• Exercise instructions
Images excluded, repeat each entry below exactly.

• Records for the task
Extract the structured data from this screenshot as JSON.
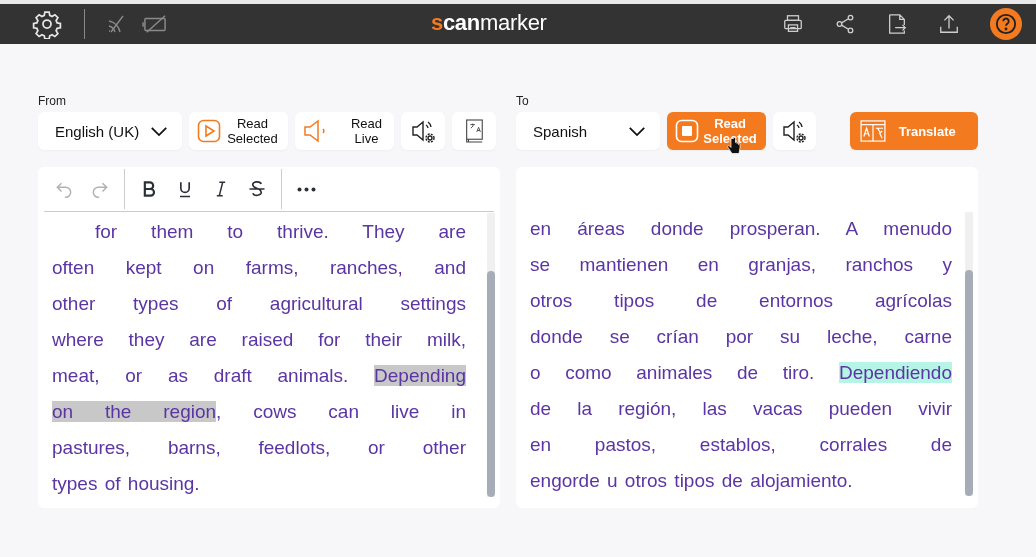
{
  "topbar": {
    "logo": [
      {
        "text": "s",
        "kind": "accent"
      },
      {
        "text": "can",
        "kind": "bold"
      },
      {
        "text": "marker",
        "kind": "plain"
      }
    ]
  },
  "source": {
    "label": "From",
    "language": "English (UK)",
    "buttons": [
      {
        "kind": "read_selected",
        "label": "Read Selected",
        "active": false
      },
      {
        "kind": "read_live",
        "label": "Read Live"
      },
      {
        "kind": "voice_settings"
      },
      {
        "kind": "dictionary"
      }
    ],
    "toolbar": [
      {
        "kind": "undo",
        "disabled": true
      },
      {
        "kind": "redo",
        "disabled": true
      },
      {
        "kind": "bold",
        "disabled": false
      },
      {
        "kind": "underline",
        "disabled": false
      },
      {
        "kind": "italic",
        "disabled": false
      },
      {
        "kind": "strike",
        "disabled": false
      },
      {
        "kind": "more",
        "disabled": false
      }
    ],
    "lines": [
      {
        "segments": [
          {
            "text": "for them to thrive. They are",
            "highlighted": false
          }
        ]
      },
      {
        "segments": [
          {
            "text": "often kept on farms, ranches, and",
            "highlighted": false
          }
        ]
      },
      {
        "segments": [
          {
            "text": "other types of agricultural settings",
            "highlighted": false
          }
        ]
      },
      {
        "segments": [
          {
            "text": "where they are raised for their milk,",
            "highlighted": false
          }
        ]
      },
      {
        "segments": [
          {
            "text": "meat, or as draft animals. ",
            "highlighted": false
          },
          {
            "text": "Depending",
            "highlighted": true
          }
        ]
      },
      {
        "segments": [
          {
            "text": "on the region",
            "highlighted": true
          },
          {
            "text": ", cows can live in",
            "highlighted": false
          }
        ]
      },
      {
        "segments": [
          {
            "text": "pastures, barns, feedlots, or other",
            "highlighted": false
          }
        ]
      },
      {
        "segments": [
          {
            "text": "types of housing.",
            "highlighted": false
          }
        ]
      }
    ]
  },
  "target": {
    "label": "To",
    "language": "Spanish",
    "buttons": [
      {
        "kind": "read_selected",
        "label": "Read Selected",
        "active": true
      },
      {
        "kind": "voice_settings"
      },
      {
        "kind": "translate",
        "label": "Translate"
      }
    ],
    "lines": [
      {
        "segments": [
          {
            "text": "en áreas donde prosperan. A menudo",
            "highlighted": false
          }
        ]
      },
      {
        "segments": [
          {
            "text": "se mantienen en granjas, ranchos y",
            "highlighted": false
          }
        ]
      },
      {
        "segments": [
          {
            "text": "otros tipos de entornos agrícolas",
            "highlighted": false
          }
        ]
      },
      {
        "segments": [
          {
            "text": "donde se crían por su leche, carne",
            "highlighted": false
          }
        ]
      },
      {
        "segments": [
          {
            "text": "o como animales de tiro. ",
            "highlighted": false
          },
          {
            "text": "Dependiendo",
            "highlighted": true
          }
        ]
      },
      {
        "segments": [
          {
            "text": "de la región, las vacas pueden vivir",
            "highlighted": false
          }
        ]
      },
      {
        "segments": [
          {
            "text": "en pastos, establos, corrales de",
            "highlighted": false
          }
        ]
      },
      {
        "segments": [
          {
            "text": "engorde u otros tipos de alojamiento.",
            "highlighted": false
          }
        ]
      }
    ]
  }
}
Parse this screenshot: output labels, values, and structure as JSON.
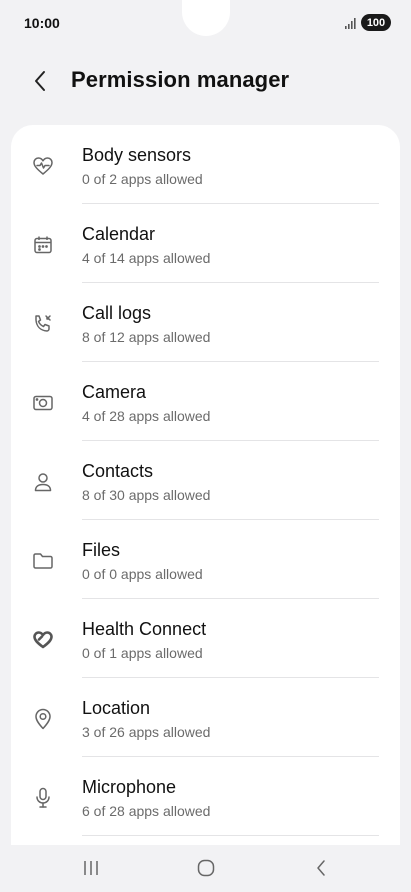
{
  "status": {
    "time": "10:00",
    "battery": "100"
  },
  "header": {
    "title": "Permission manager"
  },
  "permissions": [
    {
      "title": "Body sensors",
      "subtitle": "0 of 2 apps allowed",
      "icon": "heart-pulse-icon"
    },
    {
      "title": "Calendar",
      "subtitle": "4 of 14 apps allowed",
      "icon": "calendar-icon"
    },
    {
      "title": "Call logs",
      "subtitle": "8 of 12 apps allowed",
      "icon": "call-log-icon"
    },
    {
      "title": "Camera",
      "subtitle": "4 of 28 apps allowed",
      "icon": "camera-icon"
    },
    {
      "title": "Contacts",
      "subtitle": "8 of 30 apps allowed",
      "icon": "person-icon"
    },
    {
      "title": "Files",
      "subtitle": "0 of 0 apps allowed",
      "icon": "folder-icon"
    },
    {
      "title": "Health Connect",
      "subtitle": "0 of 1 apps allowed",
      "icon": "health-connect-icon"
    },
    {
      "title": "Location",
      "subtitle": "3 of 26 apps allowed",
      "icon": "location-pin-icon"
    },
    {
      "title": "Microphone",
      "subtitle": "6 of 28 apps allowed",
      "icon": "microphone-icon"
    }
  ]
}
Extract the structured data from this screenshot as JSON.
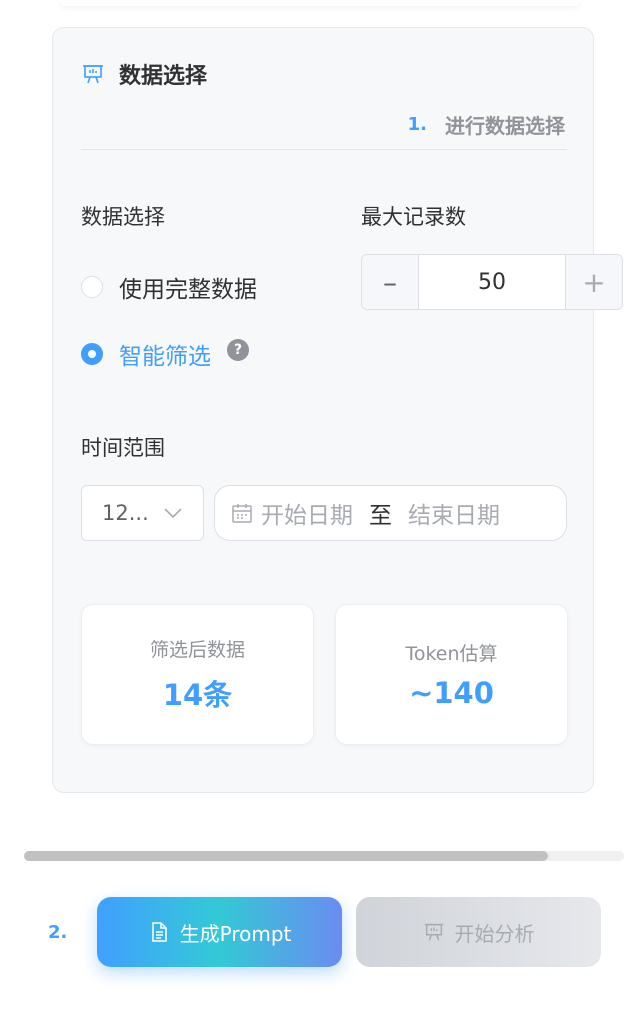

• Reply
Extract the structured data from this screenshot as JSON.
{
  "topbar": {
    "logo": [
      {
        "text": "s",
        "kind": "accent"
      },
      {
        "text": "can",
        "kind": "bold"
      },
      {
        "text": "marker",
        "kind": "plain"
      }
    ]
  },
  "source": {
    "label": "From",
    "language": "English (UK)",
    "buttons": [
      {
        "kind": "read_selected",
        "label": "Read Selected",
        "active": false
      },
      {
        "kind": "read_live",
        "label": "Read Live"
      },
      {
        "kind": "voice_settings"
      },
      {
        "kind": "dictionary"
      }
    ],
    "toolbar": [
      {
        "kind": "undo",
        "disabled": true
      },
      {
        "kind": "redo",
        "disabled": true
      },
      {
        "kind": "bold",
        "disabled": false
      },
      {
        "kind": "underline",
        "disabled": false
      },
      {
        "kind": "italic",
        "disabled": false
      },
      {
        "kind": "strike",
        "disabled": false
      },
      {
        "kind": "more",
        "disabled": false
      }
    ],
    "lines": [
      {
        "segments": [
          {
            "text": "for them to thrive. They are",
            "highlighted": false
          }
        ]
      },
      {
        "segments": [
          {
            "text": "often kept on farms, ranches, and",
            "highlighted": false
          }
        ]
      },
      {
        "segments": [
          {
            "text": "other types of agricultural settings",
            "highlighted": false
          }
        ]
      },
      {
        "segments": [
          {
            "text": "where they are raised for their milk,",
            "highlighted": false
          }
        ]
      },
      {
        "segments": [
          {
            "text": "meat, or as draft animals. ",
            "highlighted": false
          },
          {
            "text": "Depending",
            "highlighted": true
          }
        ]
      },
      {
        "segments": [
          {
            "text": "on the region",
            "highlighted": true
          },
          {
            "text": ", cows can live in",
            "highlighted": false
          }
        ]
      },
      {
        "segments": [
          {
            "text": "pastures, barns, feedlots, or other",
            "highlighted": false
          }
        ]
      },
      {
        "segments": [
          {
            "text": "types of housing.",
            "highlighted": false
          }
        ]
      }
    ]
  },
  "target": {
    "label": "To",
    "language": "Spanish",
    "buttons": [
      {
        "kind": "read_selected",
        "label": "Read Selected",
        "active": true
      },
      {
        "kind": "voice_settings"
      },
      {
        "kind": "translate",
        "label": "Translate"
      }
    ],
    "lines": [
      {
        "segments": [
          {
            "text": "en áreas donde prosperan. A menudo",
            "highlighted": false
          }
        ]
      },
      {
        "segments": [
          {
            "text": "se mantienen en granjas, ranchos y",
            "highlighted": false
          }
        ]
      },
      {
        "segments": [
          {
            "text": "otros tipos de entornos agrícolas",
            "highlighted": false
          }
        ]
      },
      {
        "segments": [
          {
            "text": "donde se crían por su leche, carne",
            "highlighted": false
          }
        ]
      },
      {
        "segments": [
          {
            "text": "o como animales de tiro. ",
            "highlighted": false
          },
          {
            "text": "Dependiendo",
            "highlighted": true
          }
        ]
      },
      {
        "segments": [
          {
            "text": "de la región, las vacas pueden vivir",
            "highlighted": false
          }
        ]
      },
      {
        "segments": [
          {
            "text": "en pastos, establos, corrales de",
            "highlighted": false
          }
        ]
      },
      {
        "segments": [
          {
            "text": "engorde u otros tipos de alojamiento.",
            "highlighted": false
          }
        ]
      }
    ]
  }
}
Parse this screenshot: output labels, values, and structure as JSON.
{
  "status": {
    "time": "10:00",
    "battery": "100"
  },
  "header": {
    "title": "Permission manager"
  },
  "permissions": [
    {
      "title": "Body sensors",
      "subtitle": "0 of 2 apps allowed",
      "icon": "heart-pulse-icon"
    },
    {
      "title": "Calendar",
      "subtitle": "4 of 14 apps allowed",
      "icon": "calendar-icon"
    },
    {
      "title": "Call logs",
      "subtitle": "8 of 12 apps allowed",
      "icon": "call-log-icon"
    },
    {
      "title": "Camera",
      "subtitle": "4 of 28 apps allowed",
      "icon": "camera-icon"
    },
    {
      "title": "Contacts",
      "subtitle": "8 of 30 apps allowed",
      "icon": "person-icon"
    },
    {
      "title": "Files",
      "subtitle": "0 of 0 apps allowed",
      "icon": "folder-icon"
    },
    {
      "title": "Health Connect",
      "subtitle": "0 of 1 apps allowed",
      "icon": "health-connect-icon"
    },
    {
      "title": "Location",
      "subtitle": "3 of 26 apps allowed",
      "icon": "location-pin-icon"
    },
    {
      "title": "Microphone",
      "subtitle": "6 of 28 apps allowed",
      "icon": "microphone-icon"
    }
  ]
}
Extract the structured data from this screenshot as JSON.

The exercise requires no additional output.